Repeat each record below exactly as given.

- Records supplied:
--

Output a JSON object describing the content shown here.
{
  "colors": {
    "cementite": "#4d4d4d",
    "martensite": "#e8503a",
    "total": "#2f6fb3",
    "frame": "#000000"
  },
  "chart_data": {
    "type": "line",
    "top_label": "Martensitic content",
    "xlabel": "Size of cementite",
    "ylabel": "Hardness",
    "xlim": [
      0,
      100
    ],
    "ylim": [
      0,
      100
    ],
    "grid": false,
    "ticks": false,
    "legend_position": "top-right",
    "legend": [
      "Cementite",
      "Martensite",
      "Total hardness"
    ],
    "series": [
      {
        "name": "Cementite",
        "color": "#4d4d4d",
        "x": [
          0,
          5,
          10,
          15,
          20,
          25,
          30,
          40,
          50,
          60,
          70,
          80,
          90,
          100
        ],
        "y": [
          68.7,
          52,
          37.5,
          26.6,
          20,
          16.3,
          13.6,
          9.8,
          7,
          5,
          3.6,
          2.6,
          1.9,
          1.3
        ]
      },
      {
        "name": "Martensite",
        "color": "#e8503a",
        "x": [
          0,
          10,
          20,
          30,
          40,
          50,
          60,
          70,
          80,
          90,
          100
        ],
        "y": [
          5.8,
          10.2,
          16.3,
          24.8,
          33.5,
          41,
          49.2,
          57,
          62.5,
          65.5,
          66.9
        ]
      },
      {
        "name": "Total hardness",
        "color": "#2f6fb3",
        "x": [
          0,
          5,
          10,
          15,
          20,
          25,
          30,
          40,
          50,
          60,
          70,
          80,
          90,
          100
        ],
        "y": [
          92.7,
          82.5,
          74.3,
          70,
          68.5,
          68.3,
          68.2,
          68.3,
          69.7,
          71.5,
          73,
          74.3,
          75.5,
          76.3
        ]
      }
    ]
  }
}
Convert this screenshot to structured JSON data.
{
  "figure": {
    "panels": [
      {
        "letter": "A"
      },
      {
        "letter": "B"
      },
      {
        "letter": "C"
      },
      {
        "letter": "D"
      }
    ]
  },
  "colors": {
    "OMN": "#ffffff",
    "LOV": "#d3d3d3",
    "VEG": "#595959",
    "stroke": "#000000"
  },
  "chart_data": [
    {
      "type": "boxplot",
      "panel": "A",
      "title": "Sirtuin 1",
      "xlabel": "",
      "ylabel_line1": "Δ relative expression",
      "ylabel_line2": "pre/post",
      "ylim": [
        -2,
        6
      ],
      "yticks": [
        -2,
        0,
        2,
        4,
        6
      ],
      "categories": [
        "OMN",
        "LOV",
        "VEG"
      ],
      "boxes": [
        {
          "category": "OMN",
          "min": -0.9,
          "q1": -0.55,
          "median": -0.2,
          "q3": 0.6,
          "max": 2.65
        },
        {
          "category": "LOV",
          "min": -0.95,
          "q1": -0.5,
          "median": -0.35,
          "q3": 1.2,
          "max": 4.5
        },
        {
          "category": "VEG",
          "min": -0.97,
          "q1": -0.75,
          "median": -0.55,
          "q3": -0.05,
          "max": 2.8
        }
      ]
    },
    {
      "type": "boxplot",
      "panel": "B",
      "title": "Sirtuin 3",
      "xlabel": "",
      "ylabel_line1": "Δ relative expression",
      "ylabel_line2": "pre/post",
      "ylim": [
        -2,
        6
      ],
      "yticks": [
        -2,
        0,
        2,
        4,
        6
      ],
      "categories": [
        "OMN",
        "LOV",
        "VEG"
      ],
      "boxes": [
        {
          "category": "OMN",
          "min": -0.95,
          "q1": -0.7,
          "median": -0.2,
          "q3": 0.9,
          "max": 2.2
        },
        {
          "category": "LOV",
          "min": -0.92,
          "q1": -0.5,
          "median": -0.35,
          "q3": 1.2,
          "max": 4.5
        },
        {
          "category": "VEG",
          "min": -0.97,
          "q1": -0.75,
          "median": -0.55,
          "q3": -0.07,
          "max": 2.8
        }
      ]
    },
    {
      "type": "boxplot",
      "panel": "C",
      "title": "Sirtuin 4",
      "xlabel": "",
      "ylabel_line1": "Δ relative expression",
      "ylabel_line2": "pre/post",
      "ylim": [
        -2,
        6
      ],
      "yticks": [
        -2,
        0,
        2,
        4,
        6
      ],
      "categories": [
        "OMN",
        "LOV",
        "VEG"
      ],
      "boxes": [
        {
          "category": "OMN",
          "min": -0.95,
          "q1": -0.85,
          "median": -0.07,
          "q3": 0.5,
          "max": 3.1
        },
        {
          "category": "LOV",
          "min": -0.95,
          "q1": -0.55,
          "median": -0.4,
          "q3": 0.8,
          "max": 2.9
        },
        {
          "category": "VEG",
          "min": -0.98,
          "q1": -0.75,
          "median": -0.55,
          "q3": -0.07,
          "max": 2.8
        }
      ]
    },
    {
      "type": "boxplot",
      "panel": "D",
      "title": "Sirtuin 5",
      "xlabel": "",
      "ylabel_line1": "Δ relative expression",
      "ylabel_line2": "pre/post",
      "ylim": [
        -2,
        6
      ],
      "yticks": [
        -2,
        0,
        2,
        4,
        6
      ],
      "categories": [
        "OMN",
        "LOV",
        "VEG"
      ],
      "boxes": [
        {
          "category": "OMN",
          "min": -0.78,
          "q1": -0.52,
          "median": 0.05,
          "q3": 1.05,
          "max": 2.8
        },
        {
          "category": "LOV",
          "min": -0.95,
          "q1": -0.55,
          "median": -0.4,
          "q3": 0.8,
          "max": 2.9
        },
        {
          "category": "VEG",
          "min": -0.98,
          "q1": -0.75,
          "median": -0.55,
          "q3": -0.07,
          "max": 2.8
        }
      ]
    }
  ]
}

--

- Task answer:
Output a JSON object describing the content shown here.
{
  "colors": {
    "cementite": "#4d4d4d",
    "martensite": "#e8503a",
    "total": "#2f6fb3",
    "frame": "#000000"
  },
  "chart_data": {
    "type": "line",
    "top_label": "Martensitic content",
    "xlabel": "Size of cementite",
    "ylabel": "Hardness",
    "xlim": [
      0,
      100
    ],
    "ylim": [
      0,
      100
    ],
    "grid": false,
    "ticks": false,
    "legend_position": "top-right",
    "legend": [
      "Cementite",
      "Martensite",
      "Total hardness"
    ],
    "series": [
      {
        "name": "Cementite",
        "color": "#4d4d4d",
        "x": [
          0,
          5,
          10,
          15,
          20,
          25,
          30,
          40,
          50,
          60,
          70,
          80,
          90,
          100
        ],
        "y": [
          68.7,
          52,
          37.5,
          26.6,
          20,
          16.3,
          13.6,
          9.8,
          7,
          5,
          3.6,
          2.6,
          1.9,
          1.3
        ]
      },
      {
        "name": "Martensite",
        "color": "#e8503a",
        "x": [
          0,
          10,
          20,
          30,
          40,
          50,
          60,
          70,
          80,
          90,
          100
        ],
        "y": [
          5.8,
          10.2,
          16.3,
          24.8,
          33.5,
          41,
          49.2,
          57,
          62.5,
          65.5,
          66.9
        ]
      },
      {
        "name": "Total hardness",
        "color": "#2f6fb3",
        "x": [
          0,
          5,
          10,
          15,
          20,
          25,
          30,
          40,
          50,
          60,
          70,
          80,
          90,
          100
        ],
        "y": [
          92.7,
          82.5,
          74.3,
          70,
          68.5,
          68.3,
          68.2,
          68.3,
          69.7,
          71.5,
          73,
          74.3,
          75.5,
          76.3
        ]
      }
    ]
  }
}
Convert this screenshot to structured JSON data.
{
  "figure": {
    "panels": [
      {
        "letter": "A"
      },
      {
        "letter": "B"
      },
      {
        "letter": "C"
      },
      {
        "letter": "D"
      }
    ]
  },
  "colors": {
    "OMN": "#ffffff",
    "LOV": "#d3d3d3",
    "VEG": "#595959",
    "stroke": "#000000"
  },
  "chart_data": [
    {
      "type": "boxplot",
      "panel": "A",
      "title": "Sirtuin 1",
      "xlabel": "",
      "ylabel_line1": "Δ relative expression",
      "ylabel_line2": "pre/post",
      "ylim": [
        -2,
        6
      ],
      "yticks": [
        -2,
        0,
        2,
        4,
        6
      ],
      "categories": [
        "OMN",
        "LOV",
        "VEG"
      ],
      "boxes": [
        {
          "category": "OMN",
          "min": -0.9,
          "q1": -0.55,
          "median": -0.2,
          "q3": 0.6,
          "max": 2.65
        },
        {
          "category": "LOV",
          "min": -0.95,
          "q1": -0.5,
          "median": -0.35,
          "q3": 1.2,
          "max": 4.5
        },
        {
          "category": "VEG",
          "min": -0.97,
          "q1": -0.75,
          "median": -0.55,
          "q3": -0.05,
          "max": 2.8
        }
      ]
    },
    {
      "type": "boxplot",
      "panel": "B",
      "title": "Sirtuin 3",
      "xlabel": "",
      "ylabel_line1": "Δ relative expression",
      "ylabel_line2": "pre/post",
      "ylim": [
        -2,
        6
      ],
      "yticks": [
        -2,
        0,
        2,
        4,
        6
      ],
      "categories": [
        "OMN",
        "LOV",
        "VEG"
      ],
      "boxes": [
        {
          "category": "OMN",
          "min": -0.95,
          "q1": -0.7,
          "median": -0.2,
          "q3": 0.9,
          "max": 2.2
        },
        {
          "category": "LOV",
          "min": -0.92,
          "q1": -0.5,
          "median": -0.35,
          "q3": 1.2,
          "max": 4.5
        },
        {
          "category": "VEG",
          "min": -0.97,
          "q1": -0.75,
          "median": -0.55,
          "q3": -0.07,
          "max": 2.8
        }
      ]
    },
    {
      "type": "boxplot",
      "panel": "C",
      "title": "Sirtuin 4",
      "xlabel": "",
      "ylabel_line1": "Δ relative expression",
      "ylabel_line2": "pre/post",
      "ylim": [
        -2,
        6
      ],
      "yticks": [
        -2,
        0,
        2,
        4,
        6
      ],
      "categories": [
        "OMN",
        "LOV",
        "VEG"
      ],
      "boxes": [
        {
          "category": "OMN",
          "min": -0.95,
          "q1": -0.85,
          "median": -0.07,
          "q3": 0.5,
          "max": 3.1
        },
        {
          "category": "LOV",
          "min": -0.95,
          "q1": -0.55,
          "median": -0.4,
          "q3": 0.8,
          "max": 2.9
        },
        {
          "category": "VEG",
          "min": -0.98,
          "q1": -0.75,
          "median": -0.55,
          "q3": -0.07,
          "max": 2.8
        }
      ]
    },
    {
      "type": "boxplot",
      "panel": "D",
      "title": "Sirtuin 5",
      "xlabel": "",
      "ylabel_line1": "Δ relative expression",
      "ylabel_line2": "pre/post",
      "ylim": [
        -2,
        6
      ],
      "yticks": [
        -2,
        0,
        2,
        4,
        6
      ],
      "categories": [
        "OMN",
        "LOV",
        "VEG"
      ],
      "boxes": [
        {
          "category": "OMN",
          "min": -0.78,
          "q1": -0.52,
          "median": 0.05,
          "q3": 1.05,
          "max": 2.8
        },
        {
          "category": "LOV",
          "min": -0.95,
          "q1": -0.55,
          "median": -0.4,
          "q3": 0.8,
          "max": 2.9
        },
        {
          "category": "VEG",
          "min": -0.98,
          "q1": -0.75,
          "median": -0.55,
          "q3": -0.07,
          "max": 2.8
        }
      ]
    }
  ]
}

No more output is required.